>>>>

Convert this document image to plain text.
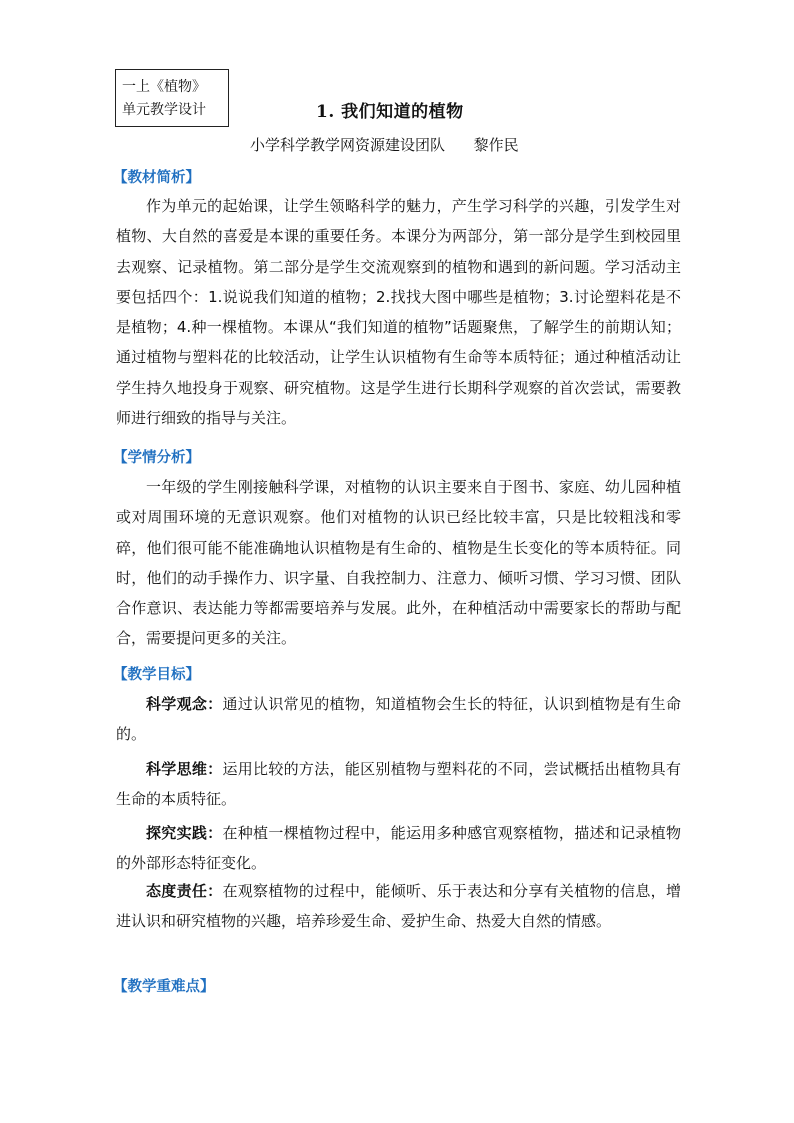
一上《植物》
单元教学设计	1. 我们知道的植物
小学科学教学网资源建设团队      黎作民
【教材简析】

作为单元的起始课，让学生领略科学的魅力，产生学习科学的兴趣，引发学生对植物、大自然的喜爱是本课的重要任务。本课分为两部分，第一部分是学生到校园里去观察、记录植物。第二部分是学生交流观察到的植物和遇到的新问题。学习活动主要包括四个：1.说说我们知道的植物；2.找找大图中哪些是植物；3.讨论塑料花是不是植物；4.种一棵植物。本课从“我们知道的植物”话题聚焦，了解学生的前期认知；通过植物与塑料花的比较活动，让学生认识植物有生命等本质特征；通过种植活动让学生持久地投身于观察、研究植物。这是学生进行长期科学观察的首次尝试，需要教师进行细致的指导与关注。

【学情分析】

一年级的学生刚接触科学课，对植物的认识主要来自于图书、家庭、幼儿园种植或对周围环境的无意识观察。他们对植物的认识已经比较丰富，只是比较粗浅和零碎，他们很可能不能准确地认识植物是有生命的、植物是生长变化的等本质特征。同时，他们的动手操作力、识字量、自我控制力、注意力、倾听习惯、学习习惯、团队合作意识、表达能力等都需要培养与发展。此外，在种植活动中需要家长的帮助与配合，需要提问更多的关注。

【教学目标】

科学观念：通过认识常见的植物，知道植物会生长的特征，认识到植物是有生命的。

科学思维：运用比较的方法，能区别植物与塑料花的不同，尝试概括出植物具有生命的本质特征。

探究实践：在种植一棵植物过程中，能运用多种感官观察植物，描述和记录植物的外部形态特征变化。

态度责任：在观察植物的过程中，能倾听、乐于表达和分享有关植物的信息，增进认识和研究植物的兴趣，培养珍爱生命、爱护生命、热爱大自然的情感。

【教学重难点】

<<<<

Directions for this task >>
Without the pictures, repeat the listing above exactly.

Output for this task >>
Convert this document image to plain text.
一上《植物》
单元教学设计	1. 我们知道的植物
小学科学教学网资源建设团队      黎作民
【教材简析】

作为单元的起始课，让学生领略科学的魅力，产生学习科学的兴趣，引发学生对植物、大自然的喜爱是本课的重要任务。本课分为两部分，第一部分是学生到校园里去观察、记录植物。第二部分是学生交流观察到的植物和遇到的新问题。学习活动主要包括四个：1.说说我们知道的植物；2.找找大图中哪些是植物；3.讨论塑料花是不是植物；4.种一棵植物。本课从“我们知道的植物”话题聚焦，了解学生的前期认知；通过植物与塑料花的比较活动，让学生认识植物有生命等本质特征；通过种植活动让学生持久地投身于观察、研究植物。这是学生进行长期科学观察的首次尝试，需要教师进行细致的指导与关注。

【学情分析】

一年级的学生刚接触科学课，对植物的认识主要来自于图书、家庭、幼儿园种植或对周围环境的无意识观察。他们对植物的认识已经比较丰富，只是比较粗浅和零碎，他们很可能不能准确地认识植物是有生命的、植物是生长变化的等本质特征。同时，他们的动手操作力、识字量、自我控制力、注意力、倾听习惯、学习习惯、团队合作意识、表达能力等都需要培养与发展。此外，在种植活动中需要家长的帮助与配合，需要提问更多的关注。

【教学目标】

科学观念：通过认识常见的植物，知道植物会生长的特征，认识到植物是有生命的。

科学思维：运用比较的方法，能区别植物与塑料花的不同，尝试概括出植物具有生命的本质特征。

探究实践：在种植一棵植物过程中，能运用多种感官观察植物，描述和记录植物的外部形态特征变化。

态度责任：在观察植物的过程中，能倾听、乐于表达和分享有关植物的信息，增进认识和研究植物的兴趣，培养珍爱生命、爱护生命、热爱大自然的情感。

【教学重难点】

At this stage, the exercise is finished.